> [Task goal]: What follows is a listing. Return every line of it exactly.

═══

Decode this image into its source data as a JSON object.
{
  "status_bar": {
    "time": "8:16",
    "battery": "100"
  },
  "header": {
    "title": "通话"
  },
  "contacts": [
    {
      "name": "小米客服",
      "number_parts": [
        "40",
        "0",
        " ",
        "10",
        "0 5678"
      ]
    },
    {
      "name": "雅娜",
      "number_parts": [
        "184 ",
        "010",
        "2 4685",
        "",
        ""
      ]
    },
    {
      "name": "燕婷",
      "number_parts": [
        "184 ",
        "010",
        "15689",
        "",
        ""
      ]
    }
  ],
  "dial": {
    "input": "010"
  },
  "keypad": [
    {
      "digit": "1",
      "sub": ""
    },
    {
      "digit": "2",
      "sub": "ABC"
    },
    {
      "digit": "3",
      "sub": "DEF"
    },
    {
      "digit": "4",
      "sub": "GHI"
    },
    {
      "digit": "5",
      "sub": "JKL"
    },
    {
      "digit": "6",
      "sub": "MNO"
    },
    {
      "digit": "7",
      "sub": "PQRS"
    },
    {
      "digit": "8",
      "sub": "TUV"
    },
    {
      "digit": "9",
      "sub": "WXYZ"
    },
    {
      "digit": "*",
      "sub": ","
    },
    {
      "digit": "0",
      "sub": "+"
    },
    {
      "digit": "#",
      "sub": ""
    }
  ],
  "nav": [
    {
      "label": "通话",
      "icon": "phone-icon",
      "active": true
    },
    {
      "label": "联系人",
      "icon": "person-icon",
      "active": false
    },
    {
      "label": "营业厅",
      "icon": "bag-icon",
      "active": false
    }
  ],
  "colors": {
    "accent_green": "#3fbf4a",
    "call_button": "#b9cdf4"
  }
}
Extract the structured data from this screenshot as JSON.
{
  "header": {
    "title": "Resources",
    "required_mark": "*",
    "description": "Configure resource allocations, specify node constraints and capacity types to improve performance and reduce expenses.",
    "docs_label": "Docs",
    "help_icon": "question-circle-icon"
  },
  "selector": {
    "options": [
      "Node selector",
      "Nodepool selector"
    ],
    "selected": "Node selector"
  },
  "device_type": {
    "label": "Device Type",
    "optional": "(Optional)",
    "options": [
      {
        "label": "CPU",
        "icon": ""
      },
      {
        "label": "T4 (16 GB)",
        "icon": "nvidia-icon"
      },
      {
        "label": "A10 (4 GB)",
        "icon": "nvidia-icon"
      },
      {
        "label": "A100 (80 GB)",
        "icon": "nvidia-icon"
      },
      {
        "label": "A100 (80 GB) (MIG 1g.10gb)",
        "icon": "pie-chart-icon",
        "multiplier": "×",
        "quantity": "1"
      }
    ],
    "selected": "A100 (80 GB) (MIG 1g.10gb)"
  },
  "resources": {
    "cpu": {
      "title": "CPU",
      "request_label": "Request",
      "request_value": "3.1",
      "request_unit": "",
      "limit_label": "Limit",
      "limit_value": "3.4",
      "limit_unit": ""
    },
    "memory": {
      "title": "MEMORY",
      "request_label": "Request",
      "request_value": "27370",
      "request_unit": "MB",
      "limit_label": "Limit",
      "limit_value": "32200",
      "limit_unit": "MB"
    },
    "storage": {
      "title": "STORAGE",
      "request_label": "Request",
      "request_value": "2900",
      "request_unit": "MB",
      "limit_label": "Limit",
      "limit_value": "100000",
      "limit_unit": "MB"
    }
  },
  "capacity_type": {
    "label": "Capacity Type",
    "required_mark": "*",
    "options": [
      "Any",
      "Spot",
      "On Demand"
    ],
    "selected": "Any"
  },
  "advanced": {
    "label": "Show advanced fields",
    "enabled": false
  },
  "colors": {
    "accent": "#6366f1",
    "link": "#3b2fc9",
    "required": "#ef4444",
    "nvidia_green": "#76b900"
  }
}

═══

> [Response to the task]:
Decode this image into its source data as a JSON object.
{
  "status_bar": {
    "time": "8:16",
    "battery": "100"
  },
  "header": {
    "title": "通话"
  },
  "contacts": [
    {
      "name": "小米客服",
      "number_parts": [
        "40",
        "0",
        " ",
        "10",
        "0 5678"
      ]
    },
    {
      "name": "雅娜",
      "number_parts": [
        "184 ",
        "010",
        "2 4685",
        "",
        ""
      ]
    },
    {
      "name": "燕婷",
      "number_parts": [
        "184 ",
        "010",
        "15689",
        "",
        ""
      ]
    }
  ],
  "dial": {
    "input": "010"
  },
  "keypad": [
    {
      "digit": "1",
      "sub": ""
    },
    {
      "digit": "2",
      "sub": "ABC"
    },
    {
      "digit": "3",
      "sub": "DEF"
    },
    {
      "digit": "4",
      "sub": "GHI"
    },
    {
      "digit": "5",
      "sub": "JKL"
    },
    {
      "digit": "6",
      "sub": "MNO"
    },
    {
      "digit": "7",
      "sub": "PQRS"
    },
    {
      "digit": "8",
      "sub": "TUV"
    },
    {
      "digit": "9",
      "sub": "WXYZ"
    },
    {
      "digit": "*",
      "sub": ","
    },
    {
      "digit": "0",
      "sub": "+"
    },
    {
      "digit": "#",
      "sub": ""
    }
  ],
  "nav": [
    {
      "label": "通话",
      "icon": "phone-icon",
      "active": true
    },
    {
      "label": "联系人",
      "icon": "person-icon",
      "active": false
    },
    {
      "label": "营业厅",
      "icon": "bag-icon",
      "active": false
    }
  ],
  "colors": {
    "accent_green": "#3fbf4a",
    "call_button": "#b9cdf4"
  }
}
Extract the structured data from this screenshot as JSON.
{
  "header": {
    "title": "Resources",
    "required_mark": "*",
    "description": "Configure resource allocations, specify node constraints and capacity types to improve performance and reduce expenses.",
    "docs_label": "Docs",
    "help_icon": "question-circle-icon"
  },
  "selector": {
    "options": [
      "Node selector",
      "Nodepool selector"
    ],
    "selected": "Node selector"
  },
  "device_type": {
    "label": "Device Type",
    "optional": "(Optional)",
    "options": [
      {
        "label": "CPU",
        "icon": ""
      },
      {
        "label": "T4 (16 GB)",
        "icon": "nvidia-icon"
      },
      {
        "label": "A10 (4 GB)",
        "icon": "nvidia-icon"
      },
      {
        "label": "A100 (80 GB)",
        "icon": "nvidia-icon"
      },
      {
        "label": "A100 (80 GB) (MIG 1g.10gb)",
        "icon": "pie-chart-icon",
        "multiplier": "×",
        "quantity": "1"
      }
    ],
    "selected": "A100 (80 GB) (MIG 1g.10gb)"
  },
  "resources": {
    "cpu": {
      "title": "CPU",
      "request_label": "Request",
      "request_value": "3.1",
      "request_unit": "",
      "limit_label": "Limit",
      "limit_value": "3.4",
      "limit_unit": ""
    },
    "memory": {
      "title": "MEMORY",
      "request_label": "Request",
      "request_value": "27370",
      "request_unit": "MB",
      "limit_label": "Limit",
      "limit_value": "32200",
      "limit_unit": "MB"
    },
    "storage": {
      "title": "STORAGE",
      "request_label": "Request",
      "request_value": "2900",
      "request_unit": "MB",
      "limit_label": "Limit",
      "limit_value": "100000",
      "limit_unit": "MB"
    }
  },
  "capacity_type": {
    "label": "Capacity Type",
    "required_mark": "*",
    "options": [
      "Any",
      "Spot",
      "On Demand"
    ],
    "selected": "Any"
  },
  "advanced": {
    "label": "Show advanced fields",
    "enabled": false
  },
  "colors": {
    "accent": "#6366f1",
    "link": "#3b2fc9",
    "required": "#ef4444",
    "nvidia_green": "#76b900"
  }
}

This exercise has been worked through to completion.